##### Stored rows

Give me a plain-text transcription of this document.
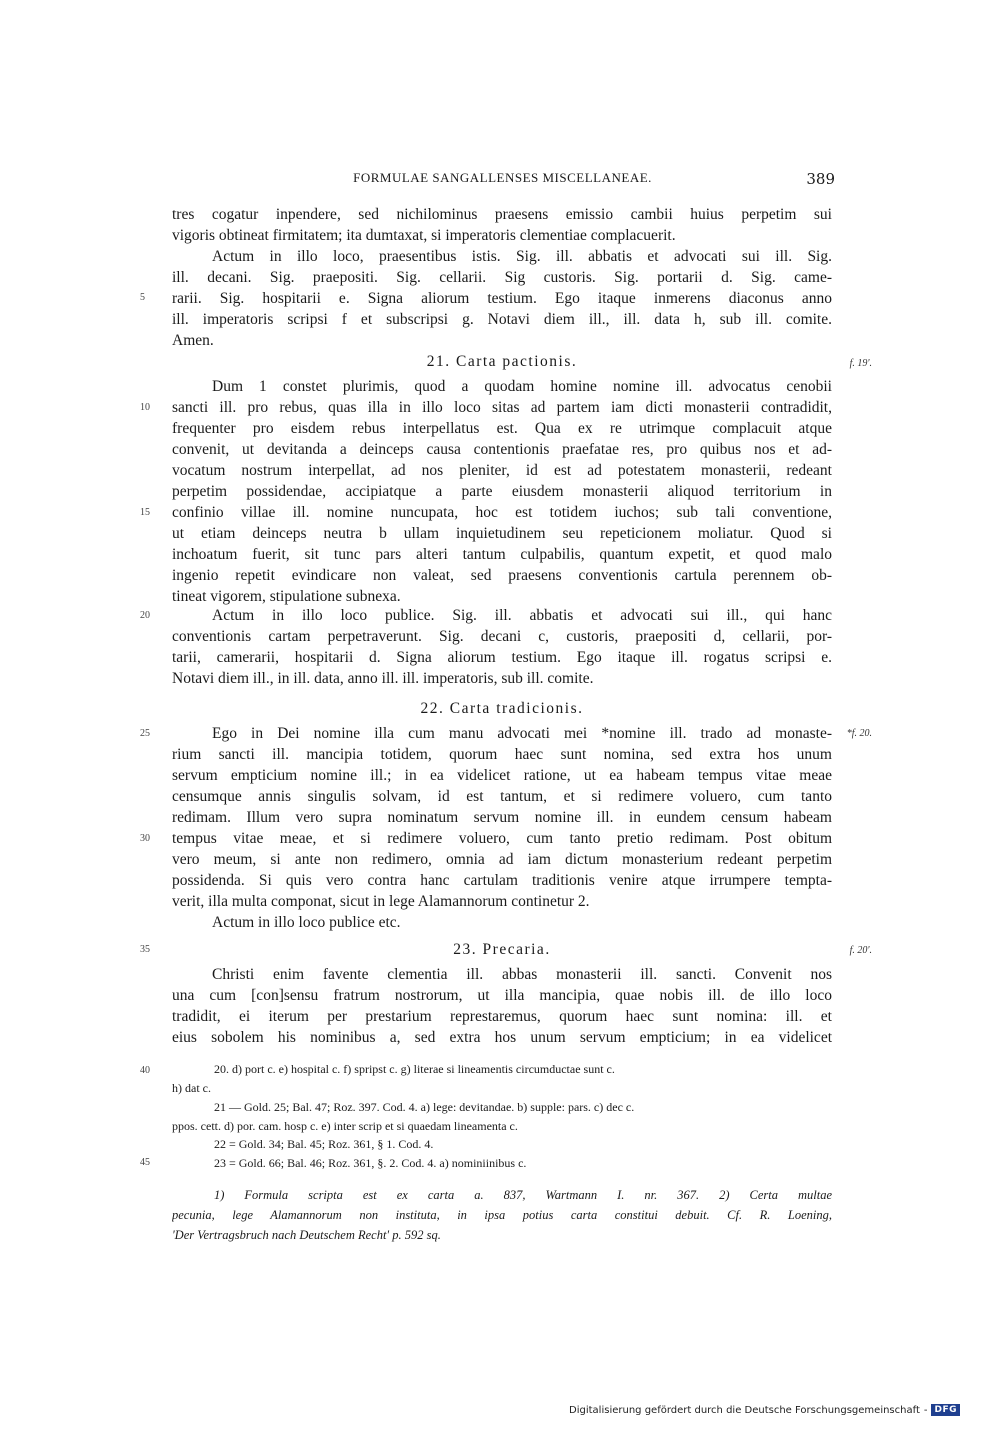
FORMULAE SANGALLENSES MISCELLANEAE.	389
tres cogatur inpendere, sed nichilominus praesens emissio cambii huius perpetim sui
vigoris obtineat firmitatem; ita dumtaxat, si imperatoris clementiae complacuerit.
Actum in illo loco, praesentibus istis. Sig. ill. abbatis et advocati sui ill. Sig.
ill. decani. Sig. praepositi. Sig. cellarii. Sig custoris. Sig. portarii d. Sig. came-
rarii. Sig. hospitarii e. Signa aliorum testium. Ego itaque inmerens diaconus anno
ill. imperatoris scripsi f et subscripsi g. Notavi diem ill., ill. data h, sub ill. comite.
Amen.
21. Carta pactionis.
Dum 1 constet plurimis, quod a quodam homine nomine ill. advocatus cenobii
sancti ill. pro rebus, quas illa in illo loco sitas ad partem iam dicti monasterii contradidit,
frequenter pro eisdem rebus interpellatus est. Qua ex re utrimque complacuit atque
convenit, ut devitanda a deinceps causa contentionis praefatae res, pro quibus nos et ad-
vocatum nostrum interpellat, ad nos pleniter, id est ad potestatem monasterii, redeant
perpetim possidendae, accipiatque a parte eiusdem monasterii aliquod territorium in
confinio villae ill. nomine nuncupata, hoc est totidem iuchos; sub tali conventione,
ut etiam deinceps neutra b ullam inquietudinem seu repeticionem moliatur. Quod si
inchoatum fuerit, sit tunc pars alteri tantum culpabilis, quantum expetit, et quod malo
ingenio repetit evindicare non valeat, sed praesens conventionis cartula perennem ob-
tineat vigorem, stipulatione subnexa.
Actum in illo loco publice. Sig. ill. abbatis et advocati sui ill., qui hanc
conventionis cartam perpetraverunt. Sig. decani c, custoris, praepositi d, cellarii, por-
tarii, camerarii, hospitarii d. Signa aliorum testium. Ego itaque ill. rogatus scripsi e.
Notavi diem ill., in ill. data, anno ill. ill. imperatoris, sub ill. comite.
22. Carta tradicionis.
Ego in Dei nomine illa cum manu advocati mei *nomine ill. trado ad monaste-
rium sancti ill. mancipia totidem, quorum haec sunt nomina, sed extra hos unum
servum empticium nomine ill.; in ea videlicet ratione, ut ea habeam tempus vitae meae
censumque annis singulis solvam, id est tantum, et si redimere voluero, cum tanto
redimam. Illum vero supra nominatum servum nomine ill. in eundem censum habeam
tempus vitae meae, et si redimere voluero, cum tanto pretio redimam. Post obitum
vero meum, si ante non redimero, omnia ad iam dictum monasterium redeant perpetim
possidenda. Si quis vero contra hanc cartulam traditionis venire atque irrumpere tempta-
verit, illa multa componat, sicut in lege Alamannorum continetur 2.
Actum in illo loco publice etc.
23. Precaria.
Christi enim favente clementia ill. abbas monasterii ill. sancti. Convenit nos
una cum [con]sensu fratrum nostrorum, ut illa mancipia, quae nobis ill. de illo loco
tradidit, ei iterum per prestarium represtaremus, quorum haec sunt nomina: ill. et
eius sobolem his nominibus a, sed extra hos unum servum empticium; in ea videlicet
5
10
15
20
25
30
35
40
45
f. 19'.
*f. 20.
f. 20'.
20. d) port c. e) hospital c. f) spripst c. g) literae si lineamentis circumductae sunt c.
h) dat c.
21 — Gold. 25; Bal. 47; Roz. 397. Cod. 4. a) lege: devitandae. b) supple: pars. c) dec c.
ppos. cett. d) por. cam. hosp c. e) inter scrip et si quaedam lineamenta c.
22 = Gold. 34; Bal. 45; Roz. 361, § 1. Cod. 4.
23 = Gold. 66; Bal. 46; Roz. 361, §. 2. Cod. 4. a) nominiinibus c.
1) Formula scripta est ex carta a. 837, Wartmann I. nr. 367. 2) Certa multae
pecunia, lege Alamannorum non instituta, in ipsa potius carta constitui debuit. Cf. R. Loening,
'Der Vertragsbruch nach Deutschem Recht' p. 592 sq.
Digitalisierung gefördert durch die Deutsche Forschungsgemeinschaft - DFG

##########

* **Problem to work on**: Transcribe all of the records above character for character. Exclude the pictures.

* **Response**:
Give me a plain-text transcription of this document.
FORMULAE SANGALLENSES MISCELLANEAE.	389
tres cogatur inpendere, sed nichilominus praesens emissio cambii huius perpetim sui
vigoris obtineat firmitatem; ita dumtaxat, si imperatoris clementiae complacuerit.
Actum in illo loco, praesentibus istis. Sig. ill. abbatis et advocati sui ill. Sig.
ill. decani. Sig. praepositi. Sig. cellarii. Sig custoris. Sig. portarii d. Sig. came-
rarii. Sig. hospitarii e. Signa aliorum testium. Ego itaque inmerens diaconus anno
ill. imperatoris scripsi f et subscripsi g. Notavi diem ill., ill. data h, sub ill. comite.
Amen.
21. Carta pactionis.
Dum 1 constet plurimis, quod a quodam homine nomine ill. advocatus cenobii
sancti ill. pro rebus, quas illa in illo loco sitas ad partem iam dicti monasterii contradidit,
frequenter pro eisdem rebus interpellatus est. Qua ex re utrimque complacuit atque
convenit, ut devitanda a deinceps causa contentionis praefatae res, pro quibus nos et ad-
vocatum nostrum interpellat, ad nos pleniter, id est ad potestatem monasterii, redeant
perpetim possidendae, accipiatque a parte eiusdem monasterii aliquod territorium in
confinio villae ill. nomine nuncupata, hoc est totidem iuchos; sub tali conventione,
ut etiam deinceps neutra b ullam inquietudinem seu repeticionem moliatur. Quod si
inchoatum fuerit, sit tunc pars alteri tantum culpabilis, quantum expetit, et quod malo
ingenio repetit evindicare non valeat, sed praesens conventionis cartula perennem ob-
tineat vigorem, stipulatione subnexa.
Actum in illo loco publice. Sig. ill. abbatis et advocati sui ill., qui hanc
conventionis cartam perpetraverunt. Sig. decani c, custoris, praepositi d, cellarii, por-
tarii, camerarii, hospitarii d. Signa aliorum testium. Ego itaque ill. rogatus scripsi e.
Notavi diem ill., in ill. data, anno ill. ill. imperatoris, sub ill. comite.
22. Carta tradicionis.
Ego in Dei nomine illa cum manu advocati mei *nomine ill. trado ad monaste-
rium sancti ill. mancipia totidem, quorum haec sunt nomina, sed extra hos unum
servum empticium nomine ill.; in ea videlicet ratione, ut ea habeam tempus vitae meae
censumque annis singulis solvam, id est tantum, et si redimere voluero, cum tanto
redimam. Illum vero supra nominatum servum nomine ill. in eundem censum habeam
tempus vitae meae, et si redimere voluero, cum tanto pretio redimam. Post obitum
vero meum, si ante non redimero, omnia ad iam dictum monasterium redeant perpetim
possidenda. Si quis vero contra hanc cartulam traditionis venire atque irrumpere tempta-
verit, illa multa componat, sicut in lege Alamannorum continetur 2.
Actum in illo loco publice etc.
23. Precaria.
Christi enim favente clementia ill. abbas monasterii ill. sancti. Convenit nos
una cum [con]sensu fratrum nostrorum, ut illa mancipia, quae nobis ill. de illo loco
tradidit, ei iterum per prestarium represtaremus, quorum haec sunt nomina: ill. et
eius sobolem his nominibus a, sed extra hos unum servum empticium; in ea videlicet
5
10
15
20
25
30
35
40
45
f. 19'.
*f. 20.
f. 20'.
20. d) port c. e) hospital c. f) spripst c. g) literae si lineamentis circumductae sunt c.
h) dat c.
21 — Gold. 25; Bal. 47; Roz. 397. Cod. 4. a) lege: devitandae. b) supple: pars. c) dec c.
ppos. cett. d) por. cam. hosp c. e) inter scrip et si quaedam lineamenta c.
22 = Gold. 34; Bal. 45; Roz. 361, § 1. Cod. 4.
23 = Gold. 66; Bal. 46; Roz. 361, §. 2. Cod. 4. a) nominiinibus c.
1) Formula scripta est ex carta a. 837, Wartmann I. nr. 367. 2) Certa multae
pecunia, lege Alamannorum non instituta, in ipsa potius carta constitui debuit. Cf. R. Loening,
'Der Vertragsbruch nach Deutschem Recht' p. 592 sq.
Digitalisierung gefördert durch die Deutsche Forschungsgemeinschaft - DFG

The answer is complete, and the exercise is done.